(SHORT TASK) Each record is to be transcribed exactly.

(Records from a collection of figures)
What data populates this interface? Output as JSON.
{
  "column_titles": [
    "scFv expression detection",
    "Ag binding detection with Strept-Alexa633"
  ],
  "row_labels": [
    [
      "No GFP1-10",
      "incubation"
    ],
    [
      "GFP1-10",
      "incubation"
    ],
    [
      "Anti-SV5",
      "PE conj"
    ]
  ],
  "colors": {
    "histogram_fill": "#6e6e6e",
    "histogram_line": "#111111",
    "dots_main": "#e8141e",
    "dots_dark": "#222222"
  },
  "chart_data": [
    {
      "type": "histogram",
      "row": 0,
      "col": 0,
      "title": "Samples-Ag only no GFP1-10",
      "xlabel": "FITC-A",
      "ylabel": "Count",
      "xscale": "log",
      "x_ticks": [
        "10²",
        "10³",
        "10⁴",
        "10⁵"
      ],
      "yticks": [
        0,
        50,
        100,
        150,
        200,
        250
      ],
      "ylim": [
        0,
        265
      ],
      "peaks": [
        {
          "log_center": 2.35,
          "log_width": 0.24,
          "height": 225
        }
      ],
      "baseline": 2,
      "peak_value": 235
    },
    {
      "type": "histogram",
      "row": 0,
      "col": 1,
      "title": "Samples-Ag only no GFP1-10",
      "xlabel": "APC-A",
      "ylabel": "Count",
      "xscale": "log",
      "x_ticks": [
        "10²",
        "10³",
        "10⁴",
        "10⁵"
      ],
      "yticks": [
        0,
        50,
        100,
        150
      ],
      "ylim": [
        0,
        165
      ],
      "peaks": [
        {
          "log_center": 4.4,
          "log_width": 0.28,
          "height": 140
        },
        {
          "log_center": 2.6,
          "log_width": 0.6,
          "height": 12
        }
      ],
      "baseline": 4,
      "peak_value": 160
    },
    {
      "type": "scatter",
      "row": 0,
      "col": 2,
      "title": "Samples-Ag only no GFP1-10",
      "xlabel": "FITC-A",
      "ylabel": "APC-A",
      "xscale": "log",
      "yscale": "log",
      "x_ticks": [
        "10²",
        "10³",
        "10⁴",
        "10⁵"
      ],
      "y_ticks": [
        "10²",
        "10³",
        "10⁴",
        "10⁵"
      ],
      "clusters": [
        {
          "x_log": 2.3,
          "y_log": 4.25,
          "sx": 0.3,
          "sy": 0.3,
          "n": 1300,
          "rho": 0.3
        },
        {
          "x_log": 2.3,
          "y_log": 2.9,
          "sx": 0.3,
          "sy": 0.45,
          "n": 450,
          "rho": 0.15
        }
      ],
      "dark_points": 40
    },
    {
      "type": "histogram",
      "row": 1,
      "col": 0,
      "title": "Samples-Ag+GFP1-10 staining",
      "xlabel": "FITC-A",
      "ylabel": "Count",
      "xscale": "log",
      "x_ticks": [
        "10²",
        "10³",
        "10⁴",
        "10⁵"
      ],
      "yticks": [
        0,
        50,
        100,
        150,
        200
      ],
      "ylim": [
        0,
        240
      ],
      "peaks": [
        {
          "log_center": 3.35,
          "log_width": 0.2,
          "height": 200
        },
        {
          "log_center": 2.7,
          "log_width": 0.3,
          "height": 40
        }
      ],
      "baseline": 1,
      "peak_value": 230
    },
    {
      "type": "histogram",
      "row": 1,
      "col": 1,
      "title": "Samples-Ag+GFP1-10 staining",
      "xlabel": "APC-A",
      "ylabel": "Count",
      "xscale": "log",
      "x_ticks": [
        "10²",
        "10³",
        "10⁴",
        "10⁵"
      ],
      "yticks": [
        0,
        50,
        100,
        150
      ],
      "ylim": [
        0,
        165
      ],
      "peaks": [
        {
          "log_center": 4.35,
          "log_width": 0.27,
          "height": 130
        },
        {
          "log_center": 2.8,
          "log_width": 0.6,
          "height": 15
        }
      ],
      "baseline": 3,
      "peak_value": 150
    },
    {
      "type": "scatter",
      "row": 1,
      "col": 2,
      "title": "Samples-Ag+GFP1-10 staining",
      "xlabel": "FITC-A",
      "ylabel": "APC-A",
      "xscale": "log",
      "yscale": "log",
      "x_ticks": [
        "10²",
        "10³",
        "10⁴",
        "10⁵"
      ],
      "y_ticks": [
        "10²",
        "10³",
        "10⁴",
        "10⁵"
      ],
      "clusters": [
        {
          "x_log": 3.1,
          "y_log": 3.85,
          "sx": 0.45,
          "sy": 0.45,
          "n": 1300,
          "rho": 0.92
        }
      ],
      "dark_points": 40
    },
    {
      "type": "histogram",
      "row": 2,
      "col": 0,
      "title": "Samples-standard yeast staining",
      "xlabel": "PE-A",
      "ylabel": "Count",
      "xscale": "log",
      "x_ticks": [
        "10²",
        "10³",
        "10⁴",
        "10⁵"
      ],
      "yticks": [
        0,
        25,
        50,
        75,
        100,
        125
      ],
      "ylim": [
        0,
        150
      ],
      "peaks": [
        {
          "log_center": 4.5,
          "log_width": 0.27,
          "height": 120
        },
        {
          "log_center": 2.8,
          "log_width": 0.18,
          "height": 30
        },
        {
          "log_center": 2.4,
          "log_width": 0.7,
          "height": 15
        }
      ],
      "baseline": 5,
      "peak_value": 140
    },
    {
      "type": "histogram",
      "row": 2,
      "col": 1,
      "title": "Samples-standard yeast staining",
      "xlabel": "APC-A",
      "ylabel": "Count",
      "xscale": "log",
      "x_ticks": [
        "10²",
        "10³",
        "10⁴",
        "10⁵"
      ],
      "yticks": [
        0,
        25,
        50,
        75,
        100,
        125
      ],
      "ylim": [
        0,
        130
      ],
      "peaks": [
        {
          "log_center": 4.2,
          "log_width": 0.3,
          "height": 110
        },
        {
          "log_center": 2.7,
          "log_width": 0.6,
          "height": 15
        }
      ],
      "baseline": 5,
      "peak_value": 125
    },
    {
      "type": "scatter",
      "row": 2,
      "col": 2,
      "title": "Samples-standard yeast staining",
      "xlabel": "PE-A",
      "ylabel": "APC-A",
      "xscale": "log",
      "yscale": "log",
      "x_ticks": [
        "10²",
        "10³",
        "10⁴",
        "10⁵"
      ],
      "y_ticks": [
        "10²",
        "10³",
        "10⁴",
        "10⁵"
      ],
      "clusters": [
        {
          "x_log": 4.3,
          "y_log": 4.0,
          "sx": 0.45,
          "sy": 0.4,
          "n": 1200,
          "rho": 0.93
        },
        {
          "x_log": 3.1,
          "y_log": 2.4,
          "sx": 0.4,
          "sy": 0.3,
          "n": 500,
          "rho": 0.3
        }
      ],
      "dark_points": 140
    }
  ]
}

(EXERCISE RESULT)
What data populates this interface? Output as JSON.
{
  "column_titles": [
    "scFv expression detection",
    "Ag binding detection with Strept-Alexa633"
  ],
  "row_labels": [
    [
      "No GFP1-10",
      "incubation"
    ],
    [
      "GFP1-10",
      "incubation"
    ],
    [
      "Anti-SV5",
      "PE conj"
    ]
  ],
  "colors": {
    "histogram_fill": "#6e6e6e",
    "histogram_line": "#111111",
    "dots_main": "#e8141e",
    "dots_dark": "#222222"
  },
  "chart_data": [
    {
      "type": "histogram",
      "row": 0,
      "col": 0,
      "title": "Samples-Ag only no GFP1-10",
      "xlabel": "FITC-A",
      "ylabel": "Count",
      "xscale": "log",
      "x_ticks": [
        "10²",
        "10³",
        "10⁴",
        "10⁵"
      ],
      "yticks": [
        0,
        50,
        100,
        150,
        200,
        250
      ],
      "ylim": [
        0,
        265
      ],
      "peaks": [
        {
          "log_center": 2.35,
          "log_width": 0.24,
          "height": 225
        }
      ],
      "baseline": 2,
      "peak_value": 235
    },
    {
      "type": "histogram",
      "row": 0,
      "col": 1,
      "title": "Samples-Ag only no GFP1-10",
      "xlabel": "APC-A",
      "ylabel": "Count",
      "xscale": "log",
      "x_ticks": [
        "10²",
        "10³",
        "10⁴",
        "10⁵"
      ],
      "yticks": [
        0,
        50,
        100,
        150
      ],
      "ylim": [
        0,
        165
      ],
      "peaks": [
        {
          "log_center": 4.4,
          "log_width": 0.28,
          "height": 140
        },
        {
          "log_center": 2.6,
          "log_width": 0.6,
          "height": 12
        }
      ],
      "baseline": 4,
      "peak_value": 160
    },
    {
      "type": "scatter",
      "row": 0,
      "col": 2,
      "title": "Samples-Ag only no GFP1-10",
      "xlabel": "FITC-A",
      "ylabel": "APC-A",
      "xscale": "log",
      "yscale": "log",
      "x_ticks": [
        "10²",
        "10³",
        "10⁴",
        "10⁵"
      ],
      "y_ticks": [
        "10²",
        "10³",
        "10⁴",
        "10⁵"
      ],
      "clusters": [
        {
          "x_log": 2.3,
          "y_log": 4.25,
          "sx": 0.3,
          "sy": 0.3,
          "n": 1300,
          "rho": 0.3
        },
        {
          "x_log": 2.3,
          "y_log": 2.9,
          "sx": 0.3,
          "sy": 0.45,
          "n": 450,
          "rho": 0.15
        }
      ],
      "dark_points": 40
    },
    {
      "type": "histogram",
      "row": 1,
      "col": 0,
      "title": "Samples-Ag+GFP1-10 staining",
      "xlabel": "FITC-A",
      "ylabel": "Count",
      "xscale": "log",
      "x_ticks": [
        "10²",
        "10³",
        "10⁴",
        "10⁵"
      ],
      "yticks": [
        0,
        50,
        100,
        150,
        200
      ],
      "ylim": [
        0,
        240
      ],
      "peaks": [
        {
          "log_center": 3.35,
          "log_width": 0.2,
          "height": 200
        },
        {
          "log_center": 2.7,
          "log_width": 0.3,
          "height": 40
        }
      ],
      "baseline": 1,
      "peak_value": 230
    },
    {
      "type": "histogram",
      "row": 1,
      "col": 1,
      "title": "Samples-Ag+GFP1-10 staining",
      "xlabel": "APC-A",
      "ylabel": "Count",
      "xscale": "log",
      "x_ticks": [
        "10²",
        "10³",
        "10⁴",
        "10⁵"
      ],
      "yticks": [
        0,
        50,
        100,
        150
      ],
      "ylim": [
        0,
        165
      ],
      "peaks": [
        {
          "log_center": 4.35,
          "log_width": 0.27,
          "height": 130
        },
        {
          "log_center": 2.8,
          "log_width": 0.6,
          "height": 15
        }
      ],
      "baseline": 3,
      "peak_value": 150
    },
    {
      "type": "scatter",
      "row": 1,
      "col": 2,
      "title": "Samples-Ag+GFP1-10 staining",
      "xlabel": "FITC-A",
      "ylabel": "APC-A",
      "xscale": "log",
      "yscale": "log",
      "x_ticks": [
        "10²",
        "10³",
        "10⁴",
        "10⁵"
      ],
      "y_ticks": [
        "10²",
        "10³",
        "10⁴",
        "10⁵"
      ],
      "clusters": [
        {
          "x_log": 3.1,
          "y_log": 3.85,
          "sx": 0.45,
          "sy": 0.45,
          "n": 1300,
          "rho": 0.92
        }
      ],
      "dark_points": 40
    },
    {
      "type": "histogram",
      "row": 2,
      "col": 0,
      "title": "Samples-standard yeast staining",
      "xlabel": "PE-A",
      "ylabel": "Count",
      "xscale": "log",
      "x_ticks": [
        "10²",
        "10³",
        "10⁴",
        "10⁵"
      ],
      "yticks": [
        0,
        25,
        50,
        75,
        100,
        125
      ],
      "ylim": [
        0,
        150
      ],
      "peaks": [
        {
          "log_center": 4.5,
          "log_width": 0.27,
          "height": 120
        },
        {
          "log_center": 2.8,
          "log_width": 0.18,
          "height": 30
        },
        {
          "log_center": 2.4,
          "log_width": 0.7,
          "height": 15
        }
      ],
      "baseline": 5,
      "peak_value": 140
    },
    {
      "type": "histogram",
      "row": 2,
      "col": 1,
      "title": "Samples-standard yeast staining",
      "xlabel": "APC-A",
      "ylabel": "Count",
      "xscale": "log",
      "x_ticks": [
        "10²",
        "10³",
        "10⁴",
        "10⁵"
      ],
      "yticks": [
        0,
        25,
        50,
        75,
        100,
        125
      ],
      "ylim": [
        0,
        130
      ],
      "peaks": [
        {
          "log_center": 4.2,
          "log_width": 0.3,
          "height": 110
        },
        {
          "log_center": 2.7,
          "log_width": 0.6,
          "height": 15
        }
      ],
      "baseline": 5,
      "peak_value": 125
    },
    {
      "type": "scatter",
      "row": 2,
      "col": 2,
      "title": "Samples-standard yeast staining",
      "xlabel": "PE-A",
      "ylabel": "APC-A",
      "xscale": "log",
      "yscale": "log",
      "x_ticks": [
        "10²",
        "10³",
        "10⁴",
        "10⁵"
      ],
      "y_ticks": [
        "10²",
        "10³",
        "10⁴",
        "10⁵"
      ],
      "clusters": [
        {
          "x_log": 4.3,
          "y_log": 4.0,
          "sx": 0.45,
          "sy": 0.4,
          "n": 1200,
          "rho": 0.93
        },
        {
          "x_log": 3.1,
          "y_log": 2.4,
          "sx": 0.4,
          "sy": 0.3,
          "n": 500,
          "rho": 0.3
        }
      ],
      "dark_points": 140
    }
  ]
}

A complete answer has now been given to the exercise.